-- The request --
Using the listing below, report all lines holding the word "team".

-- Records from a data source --
>>>

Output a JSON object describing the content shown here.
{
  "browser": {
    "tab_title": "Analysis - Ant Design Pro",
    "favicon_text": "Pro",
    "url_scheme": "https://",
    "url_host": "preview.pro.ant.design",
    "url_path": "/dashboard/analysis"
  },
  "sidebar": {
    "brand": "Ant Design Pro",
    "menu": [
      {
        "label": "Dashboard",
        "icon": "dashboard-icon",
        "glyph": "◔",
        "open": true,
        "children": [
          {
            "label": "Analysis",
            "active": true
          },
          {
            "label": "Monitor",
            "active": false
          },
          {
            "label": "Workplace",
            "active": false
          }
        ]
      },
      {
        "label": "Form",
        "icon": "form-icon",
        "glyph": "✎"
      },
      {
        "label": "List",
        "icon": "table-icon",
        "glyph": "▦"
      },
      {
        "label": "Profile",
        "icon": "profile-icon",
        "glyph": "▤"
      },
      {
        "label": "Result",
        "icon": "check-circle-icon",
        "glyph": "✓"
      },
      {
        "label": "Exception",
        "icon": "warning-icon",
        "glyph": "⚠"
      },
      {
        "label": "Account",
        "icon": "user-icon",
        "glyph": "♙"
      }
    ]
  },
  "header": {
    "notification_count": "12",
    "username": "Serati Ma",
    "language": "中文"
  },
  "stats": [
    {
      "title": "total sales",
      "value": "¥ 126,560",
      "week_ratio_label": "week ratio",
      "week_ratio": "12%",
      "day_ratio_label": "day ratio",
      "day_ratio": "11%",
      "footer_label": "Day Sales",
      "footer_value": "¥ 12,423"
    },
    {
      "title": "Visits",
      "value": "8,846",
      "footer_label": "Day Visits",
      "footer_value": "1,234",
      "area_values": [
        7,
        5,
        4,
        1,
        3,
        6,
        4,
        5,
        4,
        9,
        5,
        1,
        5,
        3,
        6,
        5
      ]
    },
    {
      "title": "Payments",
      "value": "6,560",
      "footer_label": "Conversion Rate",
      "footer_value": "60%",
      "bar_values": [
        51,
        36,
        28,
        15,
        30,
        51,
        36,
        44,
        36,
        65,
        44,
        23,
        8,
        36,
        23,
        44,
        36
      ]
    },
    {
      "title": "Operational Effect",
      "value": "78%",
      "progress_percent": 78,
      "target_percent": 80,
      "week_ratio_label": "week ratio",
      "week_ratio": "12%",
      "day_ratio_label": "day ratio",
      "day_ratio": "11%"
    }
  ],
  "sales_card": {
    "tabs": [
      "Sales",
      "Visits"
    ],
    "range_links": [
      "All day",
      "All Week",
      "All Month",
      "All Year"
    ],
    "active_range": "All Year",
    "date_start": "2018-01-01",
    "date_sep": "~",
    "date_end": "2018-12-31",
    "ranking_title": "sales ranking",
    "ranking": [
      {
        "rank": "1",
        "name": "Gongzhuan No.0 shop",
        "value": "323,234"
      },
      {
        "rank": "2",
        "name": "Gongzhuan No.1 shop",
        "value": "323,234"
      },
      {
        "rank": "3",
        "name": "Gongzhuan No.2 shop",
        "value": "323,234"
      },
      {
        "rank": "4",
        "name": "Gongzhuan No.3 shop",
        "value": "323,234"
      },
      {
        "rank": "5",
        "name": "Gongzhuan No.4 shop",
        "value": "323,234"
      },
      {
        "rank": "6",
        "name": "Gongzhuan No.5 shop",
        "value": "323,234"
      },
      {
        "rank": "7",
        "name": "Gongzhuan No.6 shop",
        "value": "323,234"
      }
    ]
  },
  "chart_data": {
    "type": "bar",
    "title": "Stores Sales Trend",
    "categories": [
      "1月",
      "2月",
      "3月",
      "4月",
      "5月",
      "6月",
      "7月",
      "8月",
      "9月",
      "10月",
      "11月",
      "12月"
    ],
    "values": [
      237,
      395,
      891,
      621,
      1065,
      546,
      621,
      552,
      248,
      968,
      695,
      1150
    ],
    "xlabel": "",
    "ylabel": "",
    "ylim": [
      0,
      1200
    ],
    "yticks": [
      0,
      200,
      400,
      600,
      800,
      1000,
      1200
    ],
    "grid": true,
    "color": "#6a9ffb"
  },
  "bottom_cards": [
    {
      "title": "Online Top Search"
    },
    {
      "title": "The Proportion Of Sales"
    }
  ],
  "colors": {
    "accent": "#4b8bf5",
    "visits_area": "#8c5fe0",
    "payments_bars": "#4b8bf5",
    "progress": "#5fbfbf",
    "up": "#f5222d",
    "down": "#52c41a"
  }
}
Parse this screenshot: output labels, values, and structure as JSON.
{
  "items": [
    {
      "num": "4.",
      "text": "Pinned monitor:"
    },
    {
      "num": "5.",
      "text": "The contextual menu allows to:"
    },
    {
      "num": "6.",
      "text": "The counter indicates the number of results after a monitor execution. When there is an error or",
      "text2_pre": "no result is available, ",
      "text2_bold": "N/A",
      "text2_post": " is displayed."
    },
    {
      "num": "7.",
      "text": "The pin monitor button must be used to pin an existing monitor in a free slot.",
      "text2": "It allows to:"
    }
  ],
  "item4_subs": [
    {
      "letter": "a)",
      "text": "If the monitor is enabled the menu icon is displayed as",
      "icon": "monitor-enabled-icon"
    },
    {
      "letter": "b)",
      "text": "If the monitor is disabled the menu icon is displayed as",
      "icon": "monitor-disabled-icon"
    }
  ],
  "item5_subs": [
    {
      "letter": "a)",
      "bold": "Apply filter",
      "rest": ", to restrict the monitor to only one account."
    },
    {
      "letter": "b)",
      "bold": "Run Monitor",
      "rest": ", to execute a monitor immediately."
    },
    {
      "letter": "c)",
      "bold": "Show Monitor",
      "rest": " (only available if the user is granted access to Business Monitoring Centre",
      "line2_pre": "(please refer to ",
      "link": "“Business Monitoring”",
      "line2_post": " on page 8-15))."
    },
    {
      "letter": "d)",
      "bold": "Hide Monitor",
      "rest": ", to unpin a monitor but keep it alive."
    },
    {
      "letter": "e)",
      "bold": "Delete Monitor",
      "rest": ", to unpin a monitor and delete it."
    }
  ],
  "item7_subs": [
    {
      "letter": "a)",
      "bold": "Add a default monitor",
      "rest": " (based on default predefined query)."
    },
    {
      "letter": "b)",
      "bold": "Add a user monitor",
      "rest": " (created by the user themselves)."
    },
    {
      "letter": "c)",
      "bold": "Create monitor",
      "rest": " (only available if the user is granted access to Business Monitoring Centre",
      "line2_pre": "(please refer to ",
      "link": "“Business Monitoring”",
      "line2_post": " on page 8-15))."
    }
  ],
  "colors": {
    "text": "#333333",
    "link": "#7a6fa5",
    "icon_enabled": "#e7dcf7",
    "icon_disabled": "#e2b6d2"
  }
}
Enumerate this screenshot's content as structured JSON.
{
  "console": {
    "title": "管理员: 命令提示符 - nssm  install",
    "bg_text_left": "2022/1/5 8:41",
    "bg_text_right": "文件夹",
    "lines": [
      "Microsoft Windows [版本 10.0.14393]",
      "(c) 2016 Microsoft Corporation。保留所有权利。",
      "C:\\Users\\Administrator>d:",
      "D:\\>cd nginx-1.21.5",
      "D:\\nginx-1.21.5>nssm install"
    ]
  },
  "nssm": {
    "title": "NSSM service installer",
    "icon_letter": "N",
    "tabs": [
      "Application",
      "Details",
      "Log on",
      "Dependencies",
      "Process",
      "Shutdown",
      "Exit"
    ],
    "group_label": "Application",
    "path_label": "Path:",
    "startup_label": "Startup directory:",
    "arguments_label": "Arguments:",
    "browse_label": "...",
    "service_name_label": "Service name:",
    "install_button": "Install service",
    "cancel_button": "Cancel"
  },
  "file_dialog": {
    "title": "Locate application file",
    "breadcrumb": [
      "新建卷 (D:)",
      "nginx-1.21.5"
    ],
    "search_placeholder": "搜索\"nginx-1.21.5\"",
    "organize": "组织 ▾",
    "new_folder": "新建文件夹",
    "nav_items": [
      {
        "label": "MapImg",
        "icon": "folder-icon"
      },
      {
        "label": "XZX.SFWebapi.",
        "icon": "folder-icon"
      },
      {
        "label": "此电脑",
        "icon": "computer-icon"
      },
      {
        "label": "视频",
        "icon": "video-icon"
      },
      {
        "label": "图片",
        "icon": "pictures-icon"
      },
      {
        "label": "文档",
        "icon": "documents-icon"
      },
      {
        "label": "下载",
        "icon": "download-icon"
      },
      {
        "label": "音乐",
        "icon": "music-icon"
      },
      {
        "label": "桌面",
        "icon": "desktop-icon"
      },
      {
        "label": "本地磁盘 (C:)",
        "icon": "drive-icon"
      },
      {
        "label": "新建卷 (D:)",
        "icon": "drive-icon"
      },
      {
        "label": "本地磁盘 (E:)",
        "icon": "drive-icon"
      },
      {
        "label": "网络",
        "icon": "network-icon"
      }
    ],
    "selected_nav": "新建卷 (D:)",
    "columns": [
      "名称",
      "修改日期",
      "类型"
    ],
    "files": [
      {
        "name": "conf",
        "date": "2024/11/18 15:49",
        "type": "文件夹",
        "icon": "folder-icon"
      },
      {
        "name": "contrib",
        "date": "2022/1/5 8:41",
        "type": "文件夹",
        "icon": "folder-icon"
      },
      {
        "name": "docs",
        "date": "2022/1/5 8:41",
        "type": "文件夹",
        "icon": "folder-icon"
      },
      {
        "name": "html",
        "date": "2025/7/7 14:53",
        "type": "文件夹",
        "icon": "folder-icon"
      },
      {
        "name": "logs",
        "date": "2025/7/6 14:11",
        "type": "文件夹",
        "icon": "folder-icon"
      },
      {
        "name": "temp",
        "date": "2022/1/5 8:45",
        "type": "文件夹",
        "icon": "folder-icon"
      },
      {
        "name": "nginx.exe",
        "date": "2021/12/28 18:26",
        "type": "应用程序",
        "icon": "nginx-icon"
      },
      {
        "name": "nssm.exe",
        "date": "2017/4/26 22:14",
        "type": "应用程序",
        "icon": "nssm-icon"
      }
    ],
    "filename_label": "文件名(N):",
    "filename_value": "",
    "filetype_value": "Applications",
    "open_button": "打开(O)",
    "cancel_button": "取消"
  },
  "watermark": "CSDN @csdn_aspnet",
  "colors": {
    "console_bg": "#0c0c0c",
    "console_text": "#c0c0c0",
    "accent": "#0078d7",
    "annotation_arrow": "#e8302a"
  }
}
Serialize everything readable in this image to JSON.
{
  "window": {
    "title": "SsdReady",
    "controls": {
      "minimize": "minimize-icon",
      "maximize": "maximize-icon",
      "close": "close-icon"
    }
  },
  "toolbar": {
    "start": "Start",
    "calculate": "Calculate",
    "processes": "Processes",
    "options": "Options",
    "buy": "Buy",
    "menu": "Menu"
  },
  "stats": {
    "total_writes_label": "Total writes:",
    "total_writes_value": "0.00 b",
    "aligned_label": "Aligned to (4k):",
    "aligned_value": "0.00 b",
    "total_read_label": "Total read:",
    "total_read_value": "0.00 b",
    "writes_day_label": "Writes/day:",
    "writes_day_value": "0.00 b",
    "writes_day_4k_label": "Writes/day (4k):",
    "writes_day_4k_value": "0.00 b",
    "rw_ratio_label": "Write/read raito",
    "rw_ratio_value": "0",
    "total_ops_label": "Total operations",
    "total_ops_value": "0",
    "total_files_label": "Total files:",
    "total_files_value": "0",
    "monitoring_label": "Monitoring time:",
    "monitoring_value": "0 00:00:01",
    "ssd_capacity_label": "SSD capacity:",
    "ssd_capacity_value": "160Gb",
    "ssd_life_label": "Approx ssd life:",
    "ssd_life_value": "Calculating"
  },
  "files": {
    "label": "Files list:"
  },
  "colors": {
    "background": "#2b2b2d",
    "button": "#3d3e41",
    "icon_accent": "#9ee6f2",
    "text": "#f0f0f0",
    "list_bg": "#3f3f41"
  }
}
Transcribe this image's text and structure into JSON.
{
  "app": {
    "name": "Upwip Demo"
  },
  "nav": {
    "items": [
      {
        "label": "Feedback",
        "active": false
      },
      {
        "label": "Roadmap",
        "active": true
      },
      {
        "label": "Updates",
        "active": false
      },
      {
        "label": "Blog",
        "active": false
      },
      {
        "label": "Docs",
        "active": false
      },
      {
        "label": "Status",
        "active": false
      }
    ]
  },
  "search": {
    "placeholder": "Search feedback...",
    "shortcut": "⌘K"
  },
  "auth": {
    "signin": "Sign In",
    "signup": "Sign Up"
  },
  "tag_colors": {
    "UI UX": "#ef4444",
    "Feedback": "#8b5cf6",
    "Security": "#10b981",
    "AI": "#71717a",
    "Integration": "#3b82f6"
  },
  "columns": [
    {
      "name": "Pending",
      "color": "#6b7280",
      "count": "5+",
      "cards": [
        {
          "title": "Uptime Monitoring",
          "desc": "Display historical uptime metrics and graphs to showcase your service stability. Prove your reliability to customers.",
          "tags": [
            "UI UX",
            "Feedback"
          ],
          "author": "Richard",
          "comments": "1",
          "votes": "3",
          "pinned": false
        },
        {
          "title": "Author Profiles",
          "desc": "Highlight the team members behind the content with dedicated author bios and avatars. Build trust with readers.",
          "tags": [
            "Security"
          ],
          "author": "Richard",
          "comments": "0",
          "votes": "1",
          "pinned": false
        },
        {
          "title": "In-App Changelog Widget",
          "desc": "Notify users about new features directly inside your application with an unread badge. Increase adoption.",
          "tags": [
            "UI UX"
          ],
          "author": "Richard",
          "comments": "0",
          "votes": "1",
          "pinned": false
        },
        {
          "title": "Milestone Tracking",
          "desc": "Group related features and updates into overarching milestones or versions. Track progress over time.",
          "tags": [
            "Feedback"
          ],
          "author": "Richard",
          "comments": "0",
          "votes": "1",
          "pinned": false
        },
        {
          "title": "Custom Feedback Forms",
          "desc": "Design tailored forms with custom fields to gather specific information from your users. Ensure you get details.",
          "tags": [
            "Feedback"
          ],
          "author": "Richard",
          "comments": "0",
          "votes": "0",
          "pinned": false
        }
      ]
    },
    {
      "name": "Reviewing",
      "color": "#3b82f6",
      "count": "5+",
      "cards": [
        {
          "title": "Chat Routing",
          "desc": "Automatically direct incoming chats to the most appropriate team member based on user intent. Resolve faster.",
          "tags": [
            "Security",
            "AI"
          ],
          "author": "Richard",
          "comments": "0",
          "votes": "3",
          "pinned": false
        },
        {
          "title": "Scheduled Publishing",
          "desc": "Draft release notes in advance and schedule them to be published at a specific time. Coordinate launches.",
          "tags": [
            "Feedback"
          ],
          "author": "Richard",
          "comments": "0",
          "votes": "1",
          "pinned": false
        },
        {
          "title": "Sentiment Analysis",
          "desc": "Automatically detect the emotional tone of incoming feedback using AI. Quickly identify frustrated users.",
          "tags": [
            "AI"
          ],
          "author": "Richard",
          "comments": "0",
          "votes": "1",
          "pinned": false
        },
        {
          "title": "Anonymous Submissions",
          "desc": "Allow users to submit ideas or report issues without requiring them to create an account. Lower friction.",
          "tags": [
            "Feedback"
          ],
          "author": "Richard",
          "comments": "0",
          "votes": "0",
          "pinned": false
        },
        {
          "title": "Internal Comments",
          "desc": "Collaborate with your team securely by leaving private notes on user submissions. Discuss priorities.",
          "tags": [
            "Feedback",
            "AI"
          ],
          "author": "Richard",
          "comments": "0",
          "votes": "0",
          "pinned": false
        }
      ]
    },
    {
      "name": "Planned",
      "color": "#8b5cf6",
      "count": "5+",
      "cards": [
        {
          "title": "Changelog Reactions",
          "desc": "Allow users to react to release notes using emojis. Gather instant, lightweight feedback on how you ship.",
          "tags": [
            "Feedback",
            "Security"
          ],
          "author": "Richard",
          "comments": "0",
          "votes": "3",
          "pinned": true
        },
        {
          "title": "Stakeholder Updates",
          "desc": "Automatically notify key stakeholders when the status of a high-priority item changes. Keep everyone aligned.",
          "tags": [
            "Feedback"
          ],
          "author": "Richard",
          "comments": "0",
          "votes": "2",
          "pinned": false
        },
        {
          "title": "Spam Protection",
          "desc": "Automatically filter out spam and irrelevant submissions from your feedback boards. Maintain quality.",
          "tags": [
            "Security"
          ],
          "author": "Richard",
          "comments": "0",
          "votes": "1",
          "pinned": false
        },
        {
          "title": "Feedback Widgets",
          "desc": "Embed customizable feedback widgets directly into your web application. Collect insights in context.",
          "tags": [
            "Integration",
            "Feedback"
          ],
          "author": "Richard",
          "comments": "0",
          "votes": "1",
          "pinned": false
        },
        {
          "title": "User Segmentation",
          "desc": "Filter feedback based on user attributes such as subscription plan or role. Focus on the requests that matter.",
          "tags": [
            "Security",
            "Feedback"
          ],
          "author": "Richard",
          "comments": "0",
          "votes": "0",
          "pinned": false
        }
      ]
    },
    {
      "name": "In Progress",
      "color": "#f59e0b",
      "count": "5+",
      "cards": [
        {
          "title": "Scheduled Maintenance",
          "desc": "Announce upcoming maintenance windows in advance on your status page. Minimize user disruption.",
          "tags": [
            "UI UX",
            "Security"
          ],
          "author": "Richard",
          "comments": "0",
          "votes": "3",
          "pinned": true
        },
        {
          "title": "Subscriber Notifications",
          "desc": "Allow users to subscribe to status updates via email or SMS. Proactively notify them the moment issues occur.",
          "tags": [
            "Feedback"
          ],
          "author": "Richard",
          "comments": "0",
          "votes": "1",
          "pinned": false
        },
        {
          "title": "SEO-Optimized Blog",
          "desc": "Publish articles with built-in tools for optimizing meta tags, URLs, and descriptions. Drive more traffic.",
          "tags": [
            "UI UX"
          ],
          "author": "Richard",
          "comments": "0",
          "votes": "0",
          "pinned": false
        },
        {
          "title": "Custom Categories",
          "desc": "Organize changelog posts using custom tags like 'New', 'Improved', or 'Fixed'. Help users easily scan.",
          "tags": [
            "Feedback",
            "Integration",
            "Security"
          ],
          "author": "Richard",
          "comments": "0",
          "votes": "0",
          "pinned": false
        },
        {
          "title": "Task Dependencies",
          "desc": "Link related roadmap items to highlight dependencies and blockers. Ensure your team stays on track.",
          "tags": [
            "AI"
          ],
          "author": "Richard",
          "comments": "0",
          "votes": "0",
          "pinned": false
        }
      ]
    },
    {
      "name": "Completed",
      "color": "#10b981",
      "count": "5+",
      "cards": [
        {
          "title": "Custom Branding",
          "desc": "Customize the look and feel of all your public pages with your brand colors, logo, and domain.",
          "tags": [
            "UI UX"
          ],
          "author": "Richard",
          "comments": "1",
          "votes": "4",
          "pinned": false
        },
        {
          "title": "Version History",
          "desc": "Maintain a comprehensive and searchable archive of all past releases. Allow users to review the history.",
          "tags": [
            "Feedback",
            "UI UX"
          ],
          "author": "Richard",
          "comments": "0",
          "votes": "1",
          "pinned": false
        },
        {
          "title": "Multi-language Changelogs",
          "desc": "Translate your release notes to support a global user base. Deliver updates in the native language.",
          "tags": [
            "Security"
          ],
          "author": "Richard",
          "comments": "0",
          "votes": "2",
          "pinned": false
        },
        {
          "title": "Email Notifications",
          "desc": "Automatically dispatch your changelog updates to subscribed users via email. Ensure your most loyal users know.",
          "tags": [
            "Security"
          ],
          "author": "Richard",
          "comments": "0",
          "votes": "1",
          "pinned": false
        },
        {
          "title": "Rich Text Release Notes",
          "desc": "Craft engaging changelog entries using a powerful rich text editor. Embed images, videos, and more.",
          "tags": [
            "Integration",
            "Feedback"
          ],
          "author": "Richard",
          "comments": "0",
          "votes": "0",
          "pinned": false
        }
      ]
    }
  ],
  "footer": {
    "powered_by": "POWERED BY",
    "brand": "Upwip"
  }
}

<<<

-- Right answer --
          "desc": "Highlight the team members behind the content with dedicated author bios and avatars. Build trust with readers.",
          "desc": "Automatically direct incoming chats to the most appropriate team member based on user intent. Resolve faster.",
          "desc": "Collaborate with your team securely by leaving private notes on user submissions. Discuss priorities.",
          "desc": "Link related roadmap items to highlight dependencies and blockers. Ensure your team stays on track.",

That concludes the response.